##### Data for this exercise #####

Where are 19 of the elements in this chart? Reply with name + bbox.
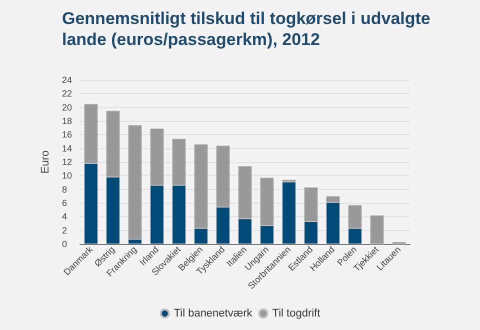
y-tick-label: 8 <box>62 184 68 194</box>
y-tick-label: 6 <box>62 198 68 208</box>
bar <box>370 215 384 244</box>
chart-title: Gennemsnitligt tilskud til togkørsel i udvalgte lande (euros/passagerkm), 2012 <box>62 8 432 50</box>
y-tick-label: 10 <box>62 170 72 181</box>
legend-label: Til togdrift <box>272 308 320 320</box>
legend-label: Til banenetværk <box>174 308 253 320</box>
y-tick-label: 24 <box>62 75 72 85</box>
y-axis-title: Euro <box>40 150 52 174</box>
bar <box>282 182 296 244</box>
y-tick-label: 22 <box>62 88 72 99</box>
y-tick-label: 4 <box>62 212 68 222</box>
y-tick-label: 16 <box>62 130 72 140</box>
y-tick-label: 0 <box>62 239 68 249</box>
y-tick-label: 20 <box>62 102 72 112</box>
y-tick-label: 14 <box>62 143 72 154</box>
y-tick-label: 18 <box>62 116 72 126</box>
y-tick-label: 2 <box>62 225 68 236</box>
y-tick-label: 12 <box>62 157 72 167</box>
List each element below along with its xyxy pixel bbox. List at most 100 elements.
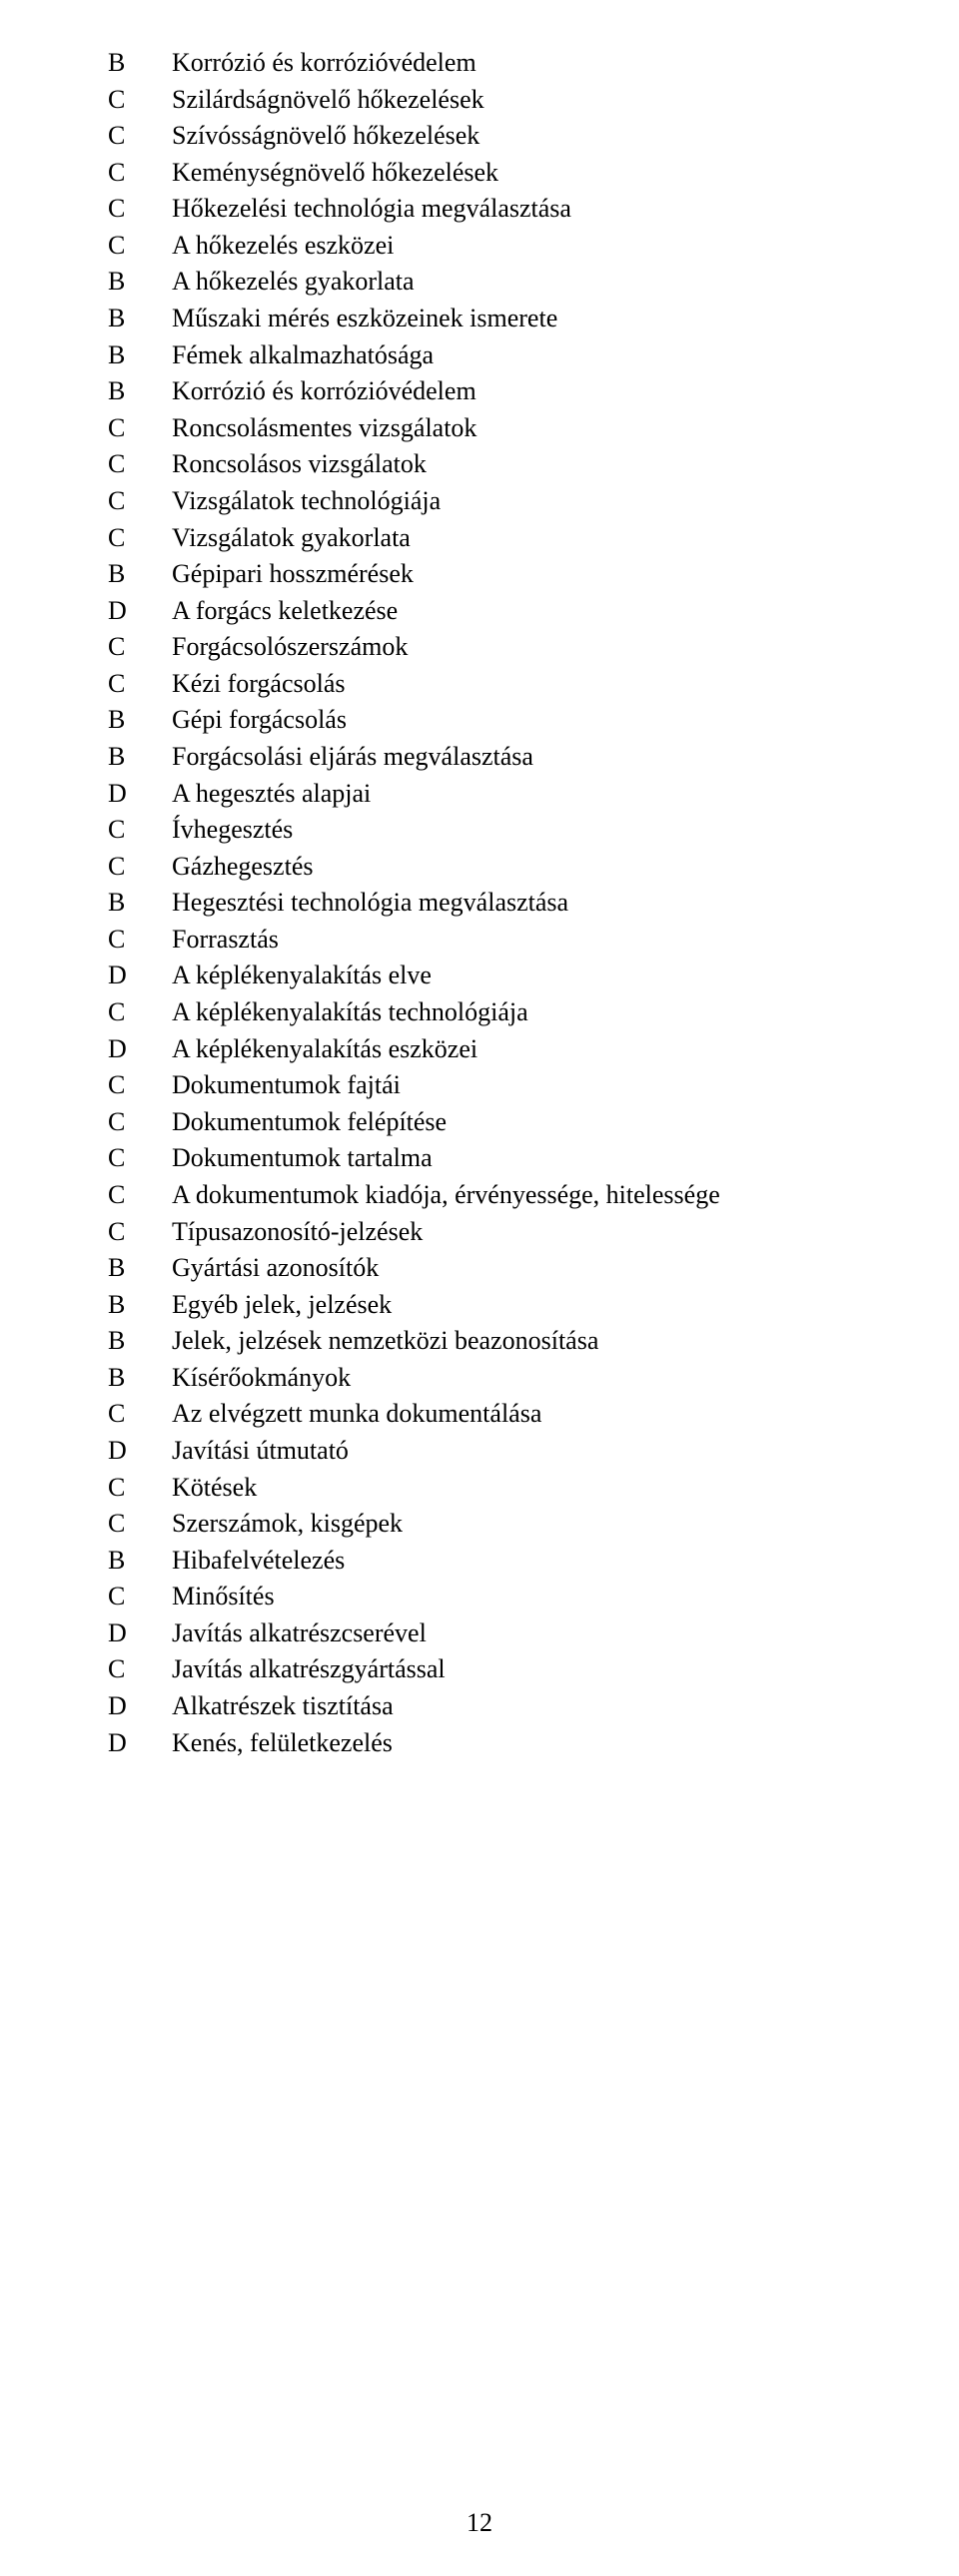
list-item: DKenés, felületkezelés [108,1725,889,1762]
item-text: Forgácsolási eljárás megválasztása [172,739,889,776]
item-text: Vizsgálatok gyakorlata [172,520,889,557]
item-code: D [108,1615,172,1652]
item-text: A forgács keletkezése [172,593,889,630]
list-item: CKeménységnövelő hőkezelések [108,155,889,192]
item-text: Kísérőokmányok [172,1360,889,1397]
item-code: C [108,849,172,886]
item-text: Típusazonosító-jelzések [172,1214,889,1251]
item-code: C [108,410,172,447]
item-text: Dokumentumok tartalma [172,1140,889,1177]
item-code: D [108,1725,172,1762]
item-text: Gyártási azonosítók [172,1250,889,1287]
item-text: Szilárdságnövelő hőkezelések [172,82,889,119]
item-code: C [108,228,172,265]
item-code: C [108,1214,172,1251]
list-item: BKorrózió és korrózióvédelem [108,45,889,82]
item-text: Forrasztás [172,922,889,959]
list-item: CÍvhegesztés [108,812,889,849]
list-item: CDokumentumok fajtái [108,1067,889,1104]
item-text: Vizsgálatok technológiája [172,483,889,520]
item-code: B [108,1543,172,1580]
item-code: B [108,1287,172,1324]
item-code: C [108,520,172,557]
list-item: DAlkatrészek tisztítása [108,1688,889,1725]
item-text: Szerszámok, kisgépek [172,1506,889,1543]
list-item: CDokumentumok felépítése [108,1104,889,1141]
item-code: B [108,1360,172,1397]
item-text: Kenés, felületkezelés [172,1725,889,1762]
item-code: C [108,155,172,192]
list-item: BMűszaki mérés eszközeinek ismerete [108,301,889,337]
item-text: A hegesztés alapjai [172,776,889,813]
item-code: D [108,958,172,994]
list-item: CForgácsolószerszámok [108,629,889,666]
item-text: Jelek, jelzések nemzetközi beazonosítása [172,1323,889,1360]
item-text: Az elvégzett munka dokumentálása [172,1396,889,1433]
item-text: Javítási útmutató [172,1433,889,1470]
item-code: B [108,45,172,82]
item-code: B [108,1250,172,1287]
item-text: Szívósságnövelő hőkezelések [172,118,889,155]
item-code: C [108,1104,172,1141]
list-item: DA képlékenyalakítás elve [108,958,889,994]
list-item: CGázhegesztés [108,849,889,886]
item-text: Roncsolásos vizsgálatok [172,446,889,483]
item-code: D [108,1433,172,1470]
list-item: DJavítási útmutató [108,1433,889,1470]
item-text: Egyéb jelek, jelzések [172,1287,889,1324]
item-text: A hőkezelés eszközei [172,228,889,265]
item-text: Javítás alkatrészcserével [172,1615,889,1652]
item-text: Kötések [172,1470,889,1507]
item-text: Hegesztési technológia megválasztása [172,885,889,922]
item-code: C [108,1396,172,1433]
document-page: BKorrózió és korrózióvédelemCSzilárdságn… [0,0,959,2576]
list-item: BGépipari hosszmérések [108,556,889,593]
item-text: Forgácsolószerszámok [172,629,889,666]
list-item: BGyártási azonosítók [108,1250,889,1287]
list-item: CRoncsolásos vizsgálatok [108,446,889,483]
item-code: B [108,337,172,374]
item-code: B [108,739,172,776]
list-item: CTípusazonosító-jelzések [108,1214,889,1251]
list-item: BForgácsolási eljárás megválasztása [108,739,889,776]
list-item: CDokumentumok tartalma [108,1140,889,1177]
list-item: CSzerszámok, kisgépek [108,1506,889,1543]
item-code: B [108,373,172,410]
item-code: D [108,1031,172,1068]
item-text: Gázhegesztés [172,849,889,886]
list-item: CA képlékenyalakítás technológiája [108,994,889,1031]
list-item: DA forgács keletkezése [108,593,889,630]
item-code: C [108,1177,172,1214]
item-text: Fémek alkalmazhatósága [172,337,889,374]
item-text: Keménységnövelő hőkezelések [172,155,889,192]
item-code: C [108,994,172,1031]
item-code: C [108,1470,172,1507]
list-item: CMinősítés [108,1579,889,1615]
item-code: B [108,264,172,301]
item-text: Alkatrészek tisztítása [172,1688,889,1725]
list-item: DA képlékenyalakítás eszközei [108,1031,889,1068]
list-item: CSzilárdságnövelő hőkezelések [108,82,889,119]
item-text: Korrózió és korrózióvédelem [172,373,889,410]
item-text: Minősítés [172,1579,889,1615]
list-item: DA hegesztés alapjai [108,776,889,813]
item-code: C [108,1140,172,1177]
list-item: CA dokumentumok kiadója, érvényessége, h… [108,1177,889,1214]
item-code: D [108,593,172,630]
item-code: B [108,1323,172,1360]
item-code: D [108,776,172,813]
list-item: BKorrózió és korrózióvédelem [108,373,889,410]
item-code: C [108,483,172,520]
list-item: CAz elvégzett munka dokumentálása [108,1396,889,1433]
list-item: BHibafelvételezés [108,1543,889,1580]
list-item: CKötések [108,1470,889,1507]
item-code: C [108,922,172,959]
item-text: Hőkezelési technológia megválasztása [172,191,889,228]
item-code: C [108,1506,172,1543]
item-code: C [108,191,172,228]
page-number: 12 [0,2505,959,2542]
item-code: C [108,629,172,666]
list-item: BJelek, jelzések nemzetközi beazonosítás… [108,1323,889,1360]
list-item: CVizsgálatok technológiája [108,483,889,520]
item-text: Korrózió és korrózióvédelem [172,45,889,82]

#####

- _What is expected_
Reproduce both entries above verbatim, line for line, without the pictures.

- _Output for this exercise_
Where are 19 of the elements in this chart? Reply with name + bbox.
y-tick-label: 8 <box>62 184 68 194</box>
y-tick-label: 6 <box>62 198 68 208</box>
bar <box>370 215 384 244</box>
chart-title: Gennemsnitligt tilskud til togkørsel i udvalgte lande (euros/passagerkm), 2012 <box>62 8 432 50</box>
y-tick-label: 10 <box>62 170 72 181</box>
legend-label: Til togdrift <box>272 308 320 320</box>
legend-label: Til banenetværk <box>174 308 253 320</box>
y-tick-label: 24 <box>62 75 72 85</box>
y-axis-title: Euro <box>40 150 52 174</box>
bar <box>282 182 296 244</box>
y-tick-label: 22 <box>62 88 72 99</box>
y-tick-label: 4 <box>62 212 68 222</box>
y-tick-label: 16 <box>62 130 72 140</box>
y-tick-label: 0 <box>62 239 68 249</box>
y-tick-label: 20 <box>62 102 72 112</box>
y-tick-label: 14 <box>62 143 72 154</box>
y-tick-label: 18 <box>62 116 72 126</box>
y-tick-label: 2 <box>62 225 68 236</box>
y-tick-label: 12 <box>62 157 72 167</box>
List each element below along with its xyxy pixel bbox. List at most 100 elements.
list-item: DKenés, felületkezelés [108,1725,889,1762]
item-text: Forgácsolási eljárás megválasztása [172,739,889,776]
item-text: Vizsgálatok gyakorlata [172,520,889,557]
item-code: D [108,1615,172,1652]
item-text: A forgács keletkezése [172,593,889,630]
list-item: CKeménységnövelő hőkezelések [108,155,889,192]
item-text: Kísérőokmányok [172,1360,889,1397]
item-code: C [108,849,172,886]
item-text: Típusazonosító-jelzések [172,1214,889,1251]
item-code: C [108,410,172,447]
item-text: Dokumentumok tartalma [172,1140,889,1177]
item-code: D [108,1725,172,1762]
item-text: Gyártási azonosítók [172,1250,889,1287]
item-text: Szilárdságnövelő hőkezelések [172,82,889,119]
item-code: C [108,228,172,265]
item-code: C [108,1214,172,1251]
list-item: BKorrózió és korrózióvédelem [108,45,889,82]
item-text: Forrasztás [172,922,889,959]
list-item: CÍvhegesztés [108,812,889,849]
list-item: CDokumentumok fajtái [108,1067,889,1104]
item-text: Vizsgálatok technológiája [172,483,889,520]
item-code: B [108,1543,172,1580]
item-code: B [108,1287,172,1324]
item-code: C [108,520,172,557]
list-item: DAlkatrészek tisztítása [108,1688,889,1725]
item-text: Szerszámok, kisgépek [172,1506,889,1543]
list-item: CDokumentumok felépítése [108,1104,889,1141]
item-code: B [108,1360,172,1397]
item-text: Kenés, felületkezelés [172,1725,889,1762]
item-code: C [108,155,172,192]
list-item: BMűszaki mérés eszközeinek ismerete [108,301,889,337]
item-text: A hegesztés alapjai [172,776,889,813]
item-code: D [108,958,172,994]
list-item: CForgácsolószerszámok [108,629,889,666]
item-text: Jelek, jelzések nemzetközi beazonosítása [172,1323,889,1360]
item-text: Az elvégzett munka dokumentálása [172,1396,889,1433]
item-text: Javítási útmutató [172,1433,889,1470]
item-code: B [108,45,172,82]
item-code: B [108,1250,172,1287]
item-text: Szívósságnövelő hőkezelések [172,118,889,155]
item-code: C [108,1104,172,1141]
list-item: DA képlékenyalakítás elve [108,958,889,994]
list-item: CGázhegesztés [108,849,889,886]
item-text: Roncsolásos vizsgálatok [172,446,889,483]
item-code: D [108,1433,172,1470]
list-item: DJavítási útmutató [108,1433,889,1470]
item-text: Egyéb jelek, jelzések [172,1287,889,1324]
item-text: A hőkezelés eszközei [172,228,889,265]
item-text: Javítás alkatrészcserével [172,1615,889,1652]
item-text: Kötések [172,1470,889,1507]
item-text: Hegesztési technológia megválasztása [172,885,889,922]
item-code: C [108,1396,172,1433]
document-page: BKorrózió és korrózióvédelemCSzilárdságn… [0,0,959,2576]
list-item: BGépipari hosszmérések [108,556,889,593]
item-text: Forgácsolószerszámok [172,629,889,666]
list-item: BGyártási azonosítók [108,1250,889,1287]
list-item: CRoncsolásos vizsgálatok [108,446,889,483]
item-code: B [108,337,172,374]
item-code: B [108,739,172,776]
list-item: CTípusazonosító-jelzések [108,1214,889,1251]
list-item: BForgácsolási eljárás megválasztása [108,739,889,776]
list-item: CDokumentumok tartalma [108,1140,889,1177]
list-item: CSzerszámok, kisgépek [108,1506,889,1543]
item-code: B [108,373,172,410]
item-code: D [108,1031,172,1068]
item-text: Gázhegesztés [172,849,889,886]
list-item: CA képlékenyalakítás technológiája [108,994,889,1031]
list-item: DA forgács keletkezése [108,593,889,630]
item-code: C [108,1177,172,1214]
item-text: Fémek alkalmazhatósága [172,337,889,374]
item-text: Keménységnövelő hőkezelések [172,155,889,192]
item-code: C [108,994,172,1031]
item-code: C [108,1470,172,1507]
list-item: CMinősítés [108,1579,889,1615]
item-code: B [108,264,172,301]
item-text: Alkatrészek tisztítása [172,1688,889,1725]
list-item: DA képlékenyalakítás eszközei [108,1031,889,1068]
list-item: CSzilárdságnövelő hőkezelések [108,82,889,119]
item-text: Korrózió és korrózióvédelem [172,373,889,410]
item-text: Minősítés [172,1579,889,1615]
list-item: DA hegesztés alapjai [108,776,889,813]
item-code: C [108,1140,172,1177]
list-item: CA dokumentumok kiadója, érvényessége, h… [108,1177,889,1214]
item-code: D [108,593,172,630]
item-code: B [108,1323,172,1360]
item-code: D [108,776,172,813]
list-item: BKorrózió és korrózióvédelem [108,373,889,410]
item-code: C [108,483,172,520]
list-item: CAz elvégzett munka dokumentálása [108,1396,889,1433]
list-item: BHibafelvételezés [108,1543,889,1580]
list-item: CKötések [108,1470,889,1507]
item-code: C [108,922,172,959]
item-text: Hőkezelési technológia megválasztása [172,191,889,228]
item-code: C [108,1506,172,1543]
item-code: C [108,191,172,228]
page-number: 12 [0,2505,959,2542]
item-code: C [108,629,172,666]
list-item: BJelek, jelzések nemzetközi beazonosítás… [108,1323,889,1360]
list-item: CVizsgálatok technológiája [108,483,889,520]
item-text: Korrózió és korrózióvédelem [172,45,889,82]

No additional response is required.